Himmelblaue Zukunft für IR

Die Vivendi-Tochter Connex plant den Angriff auf die Bahn beim Fernverkehr: Sie will die Interregio-Strecken übernehmen und rentabel betreiben, die die Bahn schließen will

BERLIN taz ■ Zum ersten Mal meldet sich ein ernsthafter Konkurrent zur Deutschen Bahn auch im Fernverkehr: Das private Bahnunternehmen Connex, eine Tochter der französischen Vivendi-Konzerns, möchte das Interregio-Netz von der DB übernehmen. Das erklärte gestern Hans Leister, Geschäftsführer des Personenverkehrs bei Connex. Das Unternehmen verspricht viel: Die Fahrgastzahlen sollen steigen, die Preise sinken und sämtliche Verbindungen auf dem heutigen Stand erhalten bleiben.

Connex will die Interregio-Züge in „ICX“ umtaufen. Schon Ende 2002 sollen nach diesen Plänen die ersten Züge rollen. Mit seinem Angebot füllt das Unternehmen eine Lücke am Markt. Denn die Bahn hatte angekündigt, die Interregio-Verbindungen bis 2004 komplett zu streichen, weil sie nicht wirtschaftlich seien. Connex ist da anderer Ansicht: Mit dem richtigen Marketing und besseren Fahrzeugen sei es möglich, die Strecken rentabel zu befahren. Den Wagenpark und die Angestellten will Connex von der Bahn übernehmen, die himmelblauen ICX sollen nicht mehr so „stiefmütterlich“ behandelt werden wie bei der Bahn, sondern „im Rampenlicht stehen“.

Der Fahrgastverband Pro Bahn begrüßte die Pläne von Connex: „Der Wettbewerb kann der Bahn und vor allem den Fahrgästen nicht schaden“, sagte Pro-Bahn-Sprecher Frank von Meißner. Connex ist mit einem Marktanteil von drei Prozent bereits der größte Konkurrent der Bahn im Nahverkehr. Auch Albert Schmidt, Verkehrspolitiker der Grünen und Aufsichtsrat der Deutschen Bahn, begrüßte den „Zugzwang“, unter den Connex die Bahn setze: Entweder Connex führe die Strecken weiter oder die Bahn überlege noch einmal, ob sie sie nicht selbst betreiben könne, sagte Schmidt. Die bisherigen Regeln über die Finanzierung des Schienenverkehrs sollten so geöffnet werden, dass „den Ländern freigestellt wird, auch diese Interregio-Verkehre in die Finanzierung aufzunehmen“.

**MATERIAL ZUR AUFGABE:**
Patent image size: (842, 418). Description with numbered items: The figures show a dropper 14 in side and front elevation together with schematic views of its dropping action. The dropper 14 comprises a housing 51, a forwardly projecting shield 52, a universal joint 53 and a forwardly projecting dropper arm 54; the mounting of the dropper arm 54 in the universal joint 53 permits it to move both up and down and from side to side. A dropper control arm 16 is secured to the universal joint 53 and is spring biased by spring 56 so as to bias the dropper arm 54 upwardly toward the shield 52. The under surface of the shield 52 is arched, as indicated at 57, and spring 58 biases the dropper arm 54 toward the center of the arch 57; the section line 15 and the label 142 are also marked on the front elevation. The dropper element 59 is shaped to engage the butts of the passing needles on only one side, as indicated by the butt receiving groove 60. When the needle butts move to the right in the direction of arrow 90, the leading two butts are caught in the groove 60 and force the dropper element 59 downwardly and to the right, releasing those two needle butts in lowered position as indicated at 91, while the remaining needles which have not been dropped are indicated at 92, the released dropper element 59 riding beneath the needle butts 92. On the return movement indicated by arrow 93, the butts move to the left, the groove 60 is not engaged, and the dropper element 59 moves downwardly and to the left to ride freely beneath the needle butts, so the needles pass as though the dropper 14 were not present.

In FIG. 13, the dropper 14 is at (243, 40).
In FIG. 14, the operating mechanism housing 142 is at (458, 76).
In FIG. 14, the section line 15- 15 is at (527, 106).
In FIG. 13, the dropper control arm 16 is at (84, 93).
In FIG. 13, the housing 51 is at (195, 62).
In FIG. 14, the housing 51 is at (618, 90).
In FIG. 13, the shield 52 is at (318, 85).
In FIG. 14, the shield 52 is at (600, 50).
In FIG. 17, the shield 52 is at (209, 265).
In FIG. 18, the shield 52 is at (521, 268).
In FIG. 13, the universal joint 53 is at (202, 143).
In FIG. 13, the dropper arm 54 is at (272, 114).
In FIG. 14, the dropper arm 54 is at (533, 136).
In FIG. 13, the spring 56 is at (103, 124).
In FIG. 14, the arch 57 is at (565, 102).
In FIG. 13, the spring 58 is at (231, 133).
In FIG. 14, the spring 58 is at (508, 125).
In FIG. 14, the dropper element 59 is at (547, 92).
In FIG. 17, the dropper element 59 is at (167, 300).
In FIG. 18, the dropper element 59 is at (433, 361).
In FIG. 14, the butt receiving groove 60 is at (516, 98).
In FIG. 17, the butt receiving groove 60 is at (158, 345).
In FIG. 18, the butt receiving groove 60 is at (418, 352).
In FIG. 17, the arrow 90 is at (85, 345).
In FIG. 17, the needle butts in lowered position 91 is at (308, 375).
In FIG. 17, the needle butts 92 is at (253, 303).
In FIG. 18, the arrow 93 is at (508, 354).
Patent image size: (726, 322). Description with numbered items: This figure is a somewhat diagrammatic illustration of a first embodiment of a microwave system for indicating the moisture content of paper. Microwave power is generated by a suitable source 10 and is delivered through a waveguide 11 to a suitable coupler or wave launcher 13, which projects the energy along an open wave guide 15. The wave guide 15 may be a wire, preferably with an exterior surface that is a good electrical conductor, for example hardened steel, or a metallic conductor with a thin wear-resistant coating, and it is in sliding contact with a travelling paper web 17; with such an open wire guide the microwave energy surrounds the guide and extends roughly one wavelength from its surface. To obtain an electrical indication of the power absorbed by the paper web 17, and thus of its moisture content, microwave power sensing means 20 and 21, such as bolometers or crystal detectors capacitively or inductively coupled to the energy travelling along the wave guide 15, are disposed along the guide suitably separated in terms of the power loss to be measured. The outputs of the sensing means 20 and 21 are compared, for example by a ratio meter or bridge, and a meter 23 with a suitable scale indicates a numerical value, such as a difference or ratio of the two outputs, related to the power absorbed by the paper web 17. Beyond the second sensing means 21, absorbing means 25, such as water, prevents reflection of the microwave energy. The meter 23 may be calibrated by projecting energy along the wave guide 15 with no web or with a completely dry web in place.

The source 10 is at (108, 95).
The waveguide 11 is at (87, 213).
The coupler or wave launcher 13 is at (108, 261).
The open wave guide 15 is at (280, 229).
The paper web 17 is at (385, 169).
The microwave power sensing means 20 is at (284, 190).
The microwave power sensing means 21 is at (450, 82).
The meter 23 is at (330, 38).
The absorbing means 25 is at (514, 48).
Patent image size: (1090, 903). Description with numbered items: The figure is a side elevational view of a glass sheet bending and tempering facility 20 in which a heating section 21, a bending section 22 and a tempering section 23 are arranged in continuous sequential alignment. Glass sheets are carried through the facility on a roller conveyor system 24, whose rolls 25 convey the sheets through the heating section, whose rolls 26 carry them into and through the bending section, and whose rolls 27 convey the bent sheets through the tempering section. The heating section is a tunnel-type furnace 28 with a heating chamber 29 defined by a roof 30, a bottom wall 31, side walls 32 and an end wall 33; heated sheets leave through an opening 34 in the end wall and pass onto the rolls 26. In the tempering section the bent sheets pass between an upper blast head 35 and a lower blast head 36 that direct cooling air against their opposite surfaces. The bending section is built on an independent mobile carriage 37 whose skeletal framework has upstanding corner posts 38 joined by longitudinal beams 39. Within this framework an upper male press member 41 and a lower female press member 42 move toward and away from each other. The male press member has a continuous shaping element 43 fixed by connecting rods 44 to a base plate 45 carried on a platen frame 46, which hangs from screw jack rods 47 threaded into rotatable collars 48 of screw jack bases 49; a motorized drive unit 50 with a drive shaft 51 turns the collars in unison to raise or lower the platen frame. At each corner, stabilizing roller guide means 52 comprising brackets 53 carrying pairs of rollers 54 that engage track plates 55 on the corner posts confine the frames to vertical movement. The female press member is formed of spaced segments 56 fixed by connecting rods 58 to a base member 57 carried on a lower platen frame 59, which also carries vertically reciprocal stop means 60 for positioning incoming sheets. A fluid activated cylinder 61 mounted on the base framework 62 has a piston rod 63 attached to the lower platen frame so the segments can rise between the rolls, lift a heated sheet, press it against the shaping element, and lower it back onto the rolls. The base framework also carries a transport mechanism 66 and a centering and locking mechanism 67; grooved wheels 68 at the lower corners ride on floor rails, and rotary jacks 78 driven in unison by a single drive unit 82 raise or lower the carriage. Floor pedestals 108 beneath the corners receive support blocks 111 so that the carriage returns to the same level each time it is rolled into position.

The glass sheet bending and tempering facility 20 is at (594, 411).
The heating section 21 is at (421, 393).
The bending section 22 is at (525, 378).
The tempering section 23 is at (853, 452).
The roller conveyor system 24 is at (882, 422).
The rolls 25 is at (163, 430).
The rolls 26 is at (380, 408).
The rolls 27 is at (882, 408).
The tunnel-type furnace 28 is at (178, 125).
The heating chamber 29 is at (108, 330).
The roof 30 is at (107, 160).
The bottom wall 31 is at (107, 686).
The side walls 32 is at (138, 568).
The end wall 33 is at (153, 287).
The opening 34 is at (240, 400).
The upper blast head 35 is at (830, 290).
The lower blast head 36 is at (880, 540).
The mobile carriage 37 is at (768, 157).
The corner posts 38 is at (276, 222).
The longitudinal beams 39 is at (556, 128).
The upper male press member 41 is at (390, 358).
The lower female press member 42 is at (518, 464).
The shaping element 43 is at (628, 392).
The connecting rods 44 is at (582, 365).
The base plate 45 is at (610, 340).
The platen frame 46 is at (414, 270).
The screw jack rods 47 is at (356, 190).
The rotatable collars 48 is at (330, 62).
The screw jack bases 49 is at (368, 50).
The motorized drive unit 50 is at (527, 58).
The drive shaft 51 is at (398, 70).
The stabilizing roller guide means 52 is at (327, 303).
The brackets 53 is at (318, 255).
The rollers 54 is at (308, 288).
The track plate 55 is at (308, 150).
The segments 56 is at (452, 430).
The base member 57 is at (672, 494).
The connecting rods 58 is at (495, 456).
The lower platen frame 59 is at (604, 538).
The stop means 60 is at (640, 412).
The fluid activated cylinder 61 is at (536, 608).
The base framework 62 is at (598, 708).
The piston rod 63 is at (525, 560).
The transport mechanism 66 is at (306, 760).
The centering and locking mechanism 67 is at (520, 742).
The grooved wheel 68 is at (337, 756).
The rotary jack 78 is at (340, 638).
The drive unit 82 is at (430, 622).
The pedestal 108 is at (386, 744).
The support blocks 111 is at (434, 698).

**GESTELLTE AUFGABE 1:** Gib den Abschnitt des Artikels über die Connex-Pläne für das Interregio-Netz von „Himmelblaue Zukunft für“ bis einschließlich „Stand erhalten bleiben.“ wortgetreu wieder.
**GESTELLTE AUFGABE 2:** Zitiere aus den Zeilen nach dem Artikel den Abschnitt von der ersten dieser Zeilen bis einschließlich der Zeile, die „In FIG. 14, the dropper arm“ enthält.

**ERGEBNIS DER AUFGABE 1:**
Himmelblaue Zukunft für IR

Die Vivendi-Tochter Connex plant den Angriff auf die Bahn beim Fernverkehr: Sie will die Interregio-Strecken übernehmen und rentabel betreiben, die die Bahn schließen will

BERLIN taz ■ Zum ersten Mal meldet sich ein ernsthafter Konkurrent zur Deutschen Bahn auch im Fernverkehr: Das private Bahnunternehmen Connex, eine Tochter der französischen Vivendi-Konzerns, möchte das Interregio-Netz von der DB übernehmen. Das erklärte gestern Hans Leister, Geschäftsführer des Personenverkehrs bei Connex. Das Unternehmen verspricht viel: Die Fahrgastzahlen sollen steigen, die Preise sinken und sämtliche Verbindungen auf dem heutigen Stand erhalten bleiben.

**ERGEBNIS DER AUFGABE 2:**
Patent image size: (842, 418). Description with numbered items: The figures show a dropper 14 in side and front elevation together with schematic views of its dropping action. The dropper 14 comprises a housing 51, a forwardly projecting shield 52, a universal joint 53 and a forwardly projecting dropper arm 54; the mounting of the dropper arm 54 in the universal joint 53 permits it to move both up and down and from side to side. A dropper control arm 16 is secured to the universal joint 53 and is spring biased by spring 56 so as to bias the dropper arm 54 upwardly toward the shield 52. The under surface of the shield 52 is arched, as indicated at 57, and spring 58 biases the dropper arm 54 toward the center of the arch 57; the section line 15 and the label 142 are also marked on the front elevation. The dropper element 59 is shaped to engage the butts of the passing needles on only one side, as indicated by the butt receiving groove 60. When the needle butts move to the right in the direction of arrow 90, the leading two butts are caught in the groove 60 and force the dropper element 59 downwardly and to the right, releasing those two needle butts in lowered position as indicated at 91, while the remaining needles which have not been dropped are indicated at 92, the released dropper element 59 riding beneath the needle butts 92. On the return movement indicated by arrow 93, the butts move to the left, the groove 60 is not engaged, and the dropper element 59 moves downwardly and to the left to ride freely beneath the needle butts, so the needles pass as though the dropper 14 were not present.

In FIG. 13, the dropper 14 is at (243, 40).
In FIG. 14, the operating mechanism housing 142 is at (458, 76).
In FIG. 14, the section line 15- 15 is at (527, 106).
In FIG. 13, the dropper control arm 16 is at (84, 93).
In FIG. 13, the housing 51 is at (195, 62).
In FIG. 14, the housing 51 is at (618, 90).
In FIG. 13, the shield 52 is at (318, 85).
In FIG. 14, the shield 52 is at (600, 50).
In FIG. 17, the shield 52 is at (209, 265).
In FIG. 18, the shield 52 is at (521, 268).
In FIG. 13, the universal joint 53 is at (202, 143).
In FIG. 13, the dropper arm 54 is at (272, 114).
In FIG. 14, the dropper arm 54 is at (533, 136).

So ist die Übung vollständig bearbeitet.